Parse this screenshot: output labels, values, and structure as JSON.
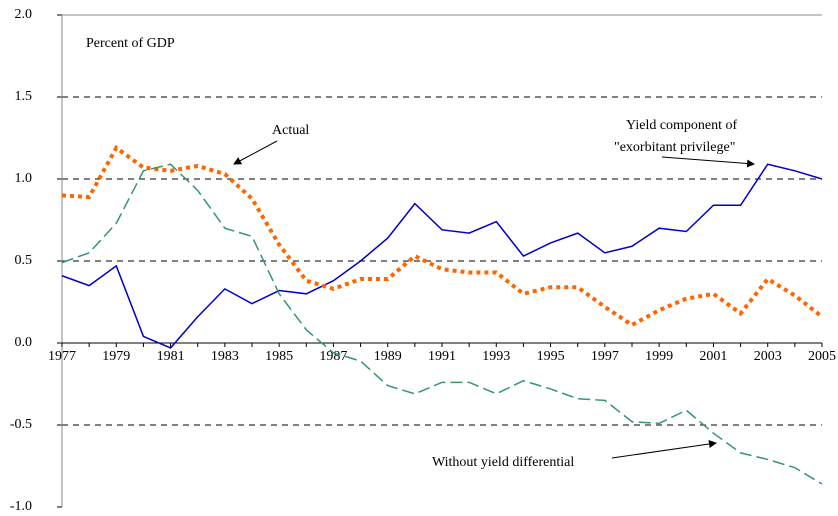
{
  "chart_data": {
    "type": "line",
    "annotations": [
      "Percent of GDP",
      "Actual",
      "Yield component of",
      "\"exorbitant privilege\"",
      "Without yield differential"
    ],
    "categories": [
      "1977",
      null,
      "1979",
      null,
      "1981",
      null,
      "1983",
      null,
      "1985",
      null,
      "1987",
      null,
      "1989",
      null,
      "1991",
      null,
      "1993",
      null,
      "1995",
      null,
      "1997",
      null,
      "1999",
      null,
      "2001",
      null,
      "2003",
      null,
      "2005"
    ],
    "series": [
      {
        "color": "#0000cc",
        "style": "solid",
        "values": [
          0.41,
          0.35,
          0.47,
          0.04,
          -0.03,
          0.16,
          0.33,
          0.24,
          0.32,
          0.3,
          0.38,
          0.5,
          0.64,
          0.85,
          0.69,
          0.67,
          0.74,
          0.53,
          0.61,
          0.67,
          0.55,
          0.59,
          0.7,
          0.68,
          0.84,
          0.84,
          1.09,
          1.05,
          1.0
        ]
      },
      {
        "color": "#ff6600",
        "style": "dotted",
        "values": [
          0.9,
          0.89,
          1.19,
          1.07,
          1.05,
          1.08,
          1.03,
          0.88,
          0.6,
          0.38,
          0.33,
          0.39,
          0.39,
          0.53,
          0.45,
          0.43,
          0.43,
          0.3,
          0.34,
          0.34,
          0.22,
          0.11,
          0.2,
          0.27,
          0.3,
          0.18,
          0.39,
          0.29,
          0.16
        ]
      },
      {
        "color": "#339966",
        "style": "dashed",
        "values": [
          0.49,
          0.55,
          0.73,
          1.05,
          1.09,
          0.93,
          0.7,
          0.65,
          0.3,
          0.08,
          -0.06,
          -0.11,
          -0.26,
          -0.31,
          -0.24,
          -0.24,
          -0.31,
          -0.23,
          -0.28,
          -0.34,
          -0.35,
          -0.48,
          -0.49,
          -0.41,
          -0.55,
          -0.67,
          -0.71,
          -0.76,
          -0.86
        ]
      }
    ],
    "ylim": [
      -1,
      2
    ],
    "yticks": [
      {
        "value": -1,
        "label": "-1.0"
      },
      {
        "value": -0.5,
        "label": "-0.5"
      },
      {
        "value": 0,
        "label": "0.0"
      },
      {
        "value": 0.5,
        "label": "0.5"
      },
      {
        "value": 1,
        "label": "1.0"
      },
      {
        "value": 1.5,
        "label": "1.5"
      },
      {
        "value": 2,
        "label": "2.0"
      }
    ],
    "grid": true
  }
}
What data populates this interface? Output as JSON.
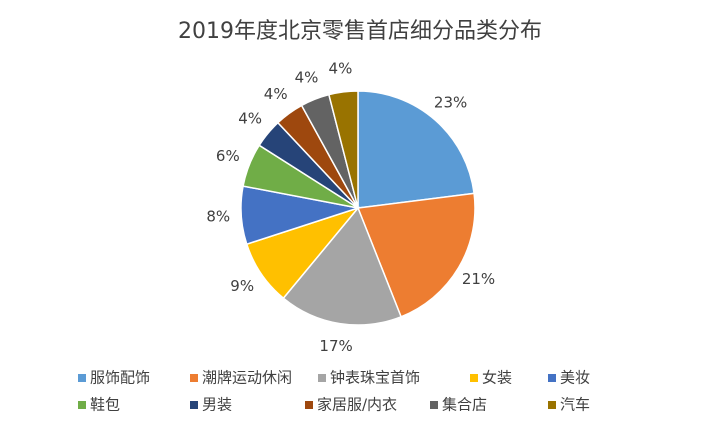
{
  "chart_data": {
    "type": "pie",
    "title": "2019年度北京零售首店细分品类分布",
    "categories": [
      "服饰配饰",
      "潮牌运动休闲",
      "钟表珠宝首饰",
      "女装",
      "美妆",
      "鞋包",
      "男装",
      "家居服/内衣",
      "集合店",
      "汽车"
    ],
    "values": [
      23,
      21,
      17,
      9,
      8,
      6,
      4,
      4,
      4,
      4
    ],
    "value_labels": [
      "23%",
      "21%",
      "17%",
      "9%",
      "8%",
      "6%",
      "4%",
      "4%",
      "4%",
      "4%"
    ],
    "colors": [
      "#5b9bd5",
      "#ed7d31",
      "#a5a5a5",
      "#ffc000",
      "#4472c4",
      "#70ad47",
      "#264478",
      "#9e480e",
      "#636363",
      "#997300"
    ],
    "legend": "bottom"
  }
}
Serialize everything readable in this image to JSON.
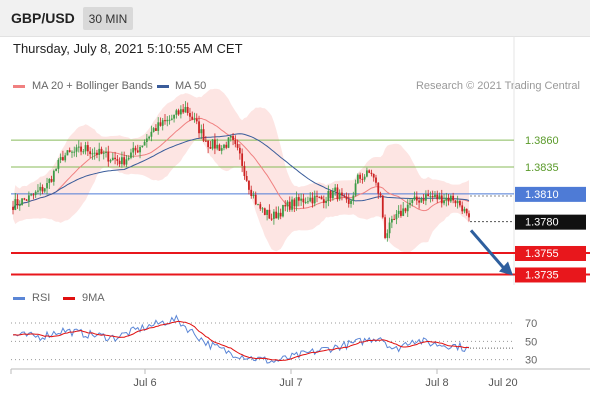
{
  "header": {
    "symbol": "GBP/USD",
    "timeframe": "30 MIN"
  },
  "timestamp": "Thursday, July 8, 2021 5:10:55 AM CET",
  "legend": {
    "ma20_label": "MA 20 + Bollinger Bands",
    "ma50_label": "MA 50",
    "copyright": "Research © 2021 Trading Central"
  },
  "rsi_legend": {
    "rsi_label": "RSI",
    "ma_label": "9MA"
  },
  "colors": {
    "ma20": "#f08080",
    "ma50": "#3a5c9a",
    "bands": "#fde0de",
    "support": "#e8171c",
    "pivot": "#4e7bd6",
    "resistance": "#88bb5a",
    "arrow": "#2e5f9e",
    "up": "#3d9b46",
    "down": "#cc2222",
    "rsi": "#5b86d6",
    "rsi_ma": "#e01010"
  },
  "chart_data": [
    {
      "type": "candlestick",
      "x_labels": [
        "Jul 6",
        "Jul 7",
        "Jul 8",
        "Jul 20"
      ],
      "ylim": [
        1.3728,
        1.3902
      ],
      "last_price": "1.3780",
      "levels": [
        {
          "label": "1.3860",
          "value": 1.386,
          "kind": "resistance"
        },
        {
          "label": "1.3835",
          "value": 1.3835,
          "kind": "resistance"
        },
        {
          "label": "1.3810",
          "value": 1.381,
          "kind": "pivot"
        },
        {
          "label": "1.3755",
          "value": 1.3755,
          "kind": "support"
        },
        {
          "label": "1.3735",
          "value": 1.3735,
          "kind": "support"
        }
      ],
      "forecast": {
        "from": 1.3776,
        "to": 1.3735,
        "direction": "down"
      }
    },
    {
      "type": "line",
      "title": "RSI",
      "ylim": [
        22,
        82
      ],
      "y_ticks": [
        {
          "label": "70",
          "value": 70
        },
        {
          "label": "50",
          "value": 50
        },
        {
          "label": "30",
          "value": 30
        }
      ]
    }
  ]
}
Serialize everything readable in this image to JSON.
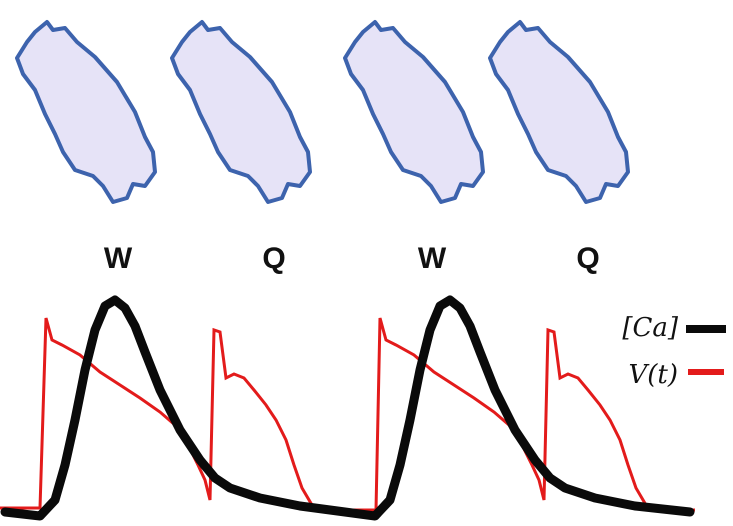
{
  "panels": [
    {
      "label": "W",
      "waves": true
    },
    {
      "label": "Q",
      "waves": false
    },
    {
      "label": "W",
      "waves": true
    },
    {
      "label": "Q",
      "waves": false
    }
  ],
  "legend": [
    {
      "label": "[Ca]",
      "color": "#0a0a0a"
    },
    {
      "label": "V(t)",
      "color": "#e31b1b"
    }
  ],
  "colors": {
    "cell_fill": "#e6e3f7",
    "cell_outline": "#3d63ad",
    "wave": "#e31b1b",
    "calcium": "#0a0a0a",
    "voltage": "#e31b1b"
  }
}
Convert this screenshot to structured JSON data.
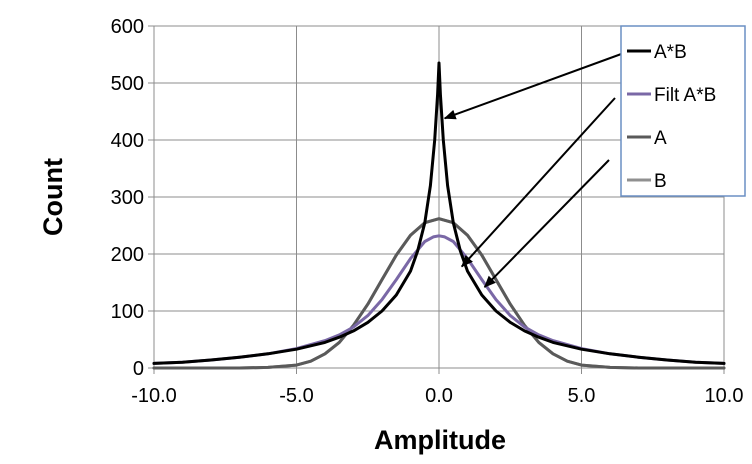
{
  "chart_data": {
    "type": "line",
    "title": "",
    "xlabel": "Amplitude",
    "ylabel": "Count",
    "xlim": [
      -10,
      10
    ],
    "ylim": [
      0,
      600
    ],
    "x_ticks": [
      -10,
      -5,
      0,
      5,
      10
    ],
    "x_tick_labels": [
      "-10.0",
      "-5.0",
      "0.0",
      "5.0",
      "10.0"
    ],
    "y_ticks": [
      0,
      100,
      200,
      300,
      400,
      500,
      600
    ],
    "y_tick_labels": [
      "0",
      "100",
      "200",
      "300",
      "400",
      "500",
      "600"
    ],
    "grid": true,
    "legend_position": "top-right",
    "series": [
      {
        "name": "A*B",
        "color": "#000000",
        "x": [
          -10,
          -9,
          -8,
          -7,
          -6,
          -5,
          -4,
          -3.5,
          -3,
          -2.5,
          -2,
          -1.5,
          -1,
          -0.75,
          -0.5,
          -0.3,
          -0.15,
          -0.05,
          0,
          0.05,
          0.15,
          0.3,
          0.5,
          0.75,
          1,
          1.5,
          2,
          2.5,
          3,
          3.5,
          4,
          5,
          6,
          7,
          8,
          9,
          10
        ],
        "y": [
          8,
          10,
          14,
          19,
          25,
          33,
          45,
          54,
          65,
          80,
          100,
          128,
          170,
          205,
          255,
          320,
          400,
          480,
          535,
          480,
          400,
          320,
          255,
          205,
          170,
          128,
          100,
          80,
          65,
          54,
          45,
          33,
          25,
          19,
          14,
          10,
          8
        ]
      },
      {
        "name": "Filt A*B",
        "color": "#7a68a6",
        "x": [
          -10,
          -9,
          -8,
          -7,
          -6,
          -5,
          -4,
          -3.5,
          -3,
          -2.5,
          -2,
          -1.5,
          -1,
          -0.5,
          -0.2,
          0,
          0.2,
          0.5,
          1,
          1.5,
          2,
          2.5,
          3,
          3.5,
          4,
          5,
          6,
          7,
          8,
          9,
          10
        ],
        "y": [
          8,
          10,
          14,
          19,
          25,
          34,
          48,
          58,
          72,
          92,
          120,
          155,
          192,
          222,
          230,
          232,
          230,
          222,
          192,
          155,
          120,
          92,
          72,
          58,
          48,
          34,
          25,
          19,
          14,
          10,
          8
        ]
      },
      {
        "name": "A",
        "color": "#5a5a5a",
        "x": [
          -10,
          -9,
          -8,
          -7,
          -6,
          -5,
          -4.5,
          -4,
          -3.5,
          -3,
          -2.5,
          -2,
          -1.5,
          -1,
          -0.5,
          0,
          0.5,
          1,
          1.5,
          2,
          2.5,
          3,
          3.5,
          4,
          4.5,
          5,
          6,
          7,
          8,
          9,
          10
        ],
        "y": [
          0,
          0,
          0,
          0,
          1,
          5,
          12,
          25,
          45,
          75,
          112,
          155,
          198,
          233,
          255,
          262,
          255,
          233,
          198,
          155,
          112,
          75,
          45,
          25,
          12,
          5,
          1,
          0,
          0,
          0,
          0
        ]
      },
      {
        "name": "B",
        "color": "#909090",
        "x": [
          -10,
          -9,
          -8,
          -7,
          -6,
          -5,
          -4.5,
          -4,
          -3.5,
          -3,
          -2.5,
          -2,
          -1.5,
          -1,
          -0.5,
          0,
          0.5,
          1,
          1.5,
          2,
          2.5,
          3,
          3.5,
          4,
          4.5,
          5,
          6,
          7,
          8,
          9,
          10
        ],
        "y": [
          0,
          0,
          0,
          0,
          1,
          5,
          12,
          25,
          45,
          75,
          112,
          155,
          198,
          233,
          255,
          262,
          255,
          233,
          198,
          155,
          112,
          75,
          45,
          25,
          12,
          5,
          1,
          0,
          0,
          0,
          0
        ]
      }
    ],
    "annotations": [
      {
        "type": "arrow",
        "from_legend": "A*B",
        "to": [
          0.2,
          438
        ]
      },
      {
        "type": "arrow",
        "from_legend": "Filt A*B",
        "to": [
          0.8,
          178
        ]
      },
      {
        "type": "arrow",
        "from_legend": "B",
        "to": [
          1.6,
          142
        ]
      }
    ]
  }
}
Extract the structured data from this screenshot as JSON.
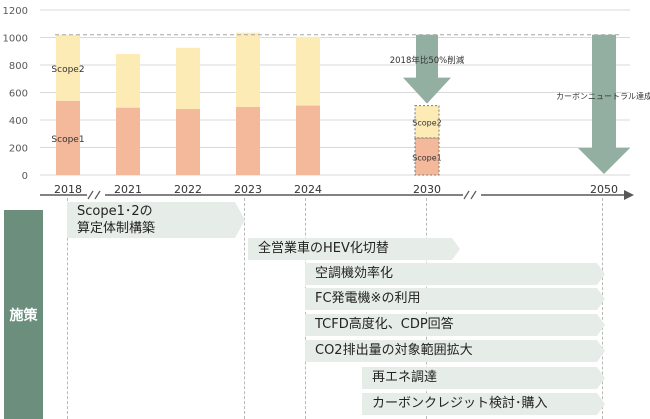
{
  "chart_data": {
    "type": "bar",
    "stacked": true,
    "categories": [
      "2018",
      "2021",
      "2022",
      "2023",
      "2024",
      "2030",
      "2050"
    ],
    "ylim": [
      0,
      1200
    ],
    "yticks": [
      0,
      200,
      400,
      600,
      800,
      1000,
      1200
    ],
    "grid": true,
    "series": [
      {
        "name": "Scope1",
        "values": [
          540,
          490,
          480,
          495,
          505,
          270,
          null
        ]
      },
      {
        "name": "Scope2",
        "values": [
          480,
          390,
          445,
          540,
          500,
          235,
          null
        ]
      }
    ],
    "reference_line": 1020,
    "segment_labels": {
      "scope1": "Scope1",
      "scope2": "Scope2"
    },
    "annotations": [
      {
        "text": "2018年比50%削減",
        "near": "2030"
      },
      {
        "text": "カーボンニュートラル達成",
        "near": "2050"
      }
    ],
    "colors": {
      "scope1": "#f4b89a",
      "scope2": "#fdebb6",
      "arrow": "#93afa1",
      "grid": "#d9d9d9",
      "axis": "#595959"
    }
  },
  "measures": {
    "side_label": "施策",
    "items": [
      "Scope1･2の\n算定体制構築",
      "全営業車のHEV化切替",
      "空調機効率化",
      "FC発電機※の利用",
      "TCFD高度化、CDP回答",
      "CO2排出量の対象範囲拡大",
      "再エネ調達",
      "カーボンクレジット検討･購入"
    ]
  }
}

************

◆ **Requirement**
Every line of the records that includes the word "name" should be gathered.

◆ **Output**
        "name": "A*B",
        "name": "Filt A*B",
        "name": "A",
        "name": "B",
        "name": "Scope1",
        "name": "Scope2",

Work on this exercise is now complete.